### [STATED EXERCISE]
Find each line with the string "Overall" and report it.

### [RECORDS FOR THE EXERCISE]
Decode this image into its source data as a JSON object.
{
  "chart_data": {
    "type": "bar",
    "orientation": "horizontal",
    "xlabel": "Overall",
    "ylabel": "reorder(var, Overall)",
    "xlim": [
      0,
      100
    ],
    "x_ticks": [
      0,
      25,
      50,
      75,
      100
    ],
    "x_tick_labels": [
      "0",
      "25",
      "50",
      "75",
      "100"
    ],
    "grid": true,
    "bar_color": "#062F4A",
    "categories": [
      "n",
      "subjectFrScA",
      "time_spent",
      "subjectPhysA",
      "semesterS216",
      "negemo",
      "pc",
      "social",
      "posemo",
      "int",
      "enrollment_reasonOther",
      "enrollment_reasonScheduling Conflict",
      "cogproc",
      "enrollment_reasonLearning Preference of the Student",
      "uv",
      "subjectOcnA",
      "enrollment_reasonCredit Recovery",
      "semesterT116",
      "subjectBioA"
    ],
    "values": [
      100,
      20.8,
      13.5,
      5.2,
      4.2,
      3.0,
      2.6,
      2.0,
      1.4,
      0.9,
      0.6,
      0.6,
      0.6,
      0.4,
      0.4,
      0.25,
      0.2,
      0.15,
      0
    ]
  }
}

### [SOLUTION]
    "xlabel": "Overall",
    "ylabel": "reorder(var, Overall)",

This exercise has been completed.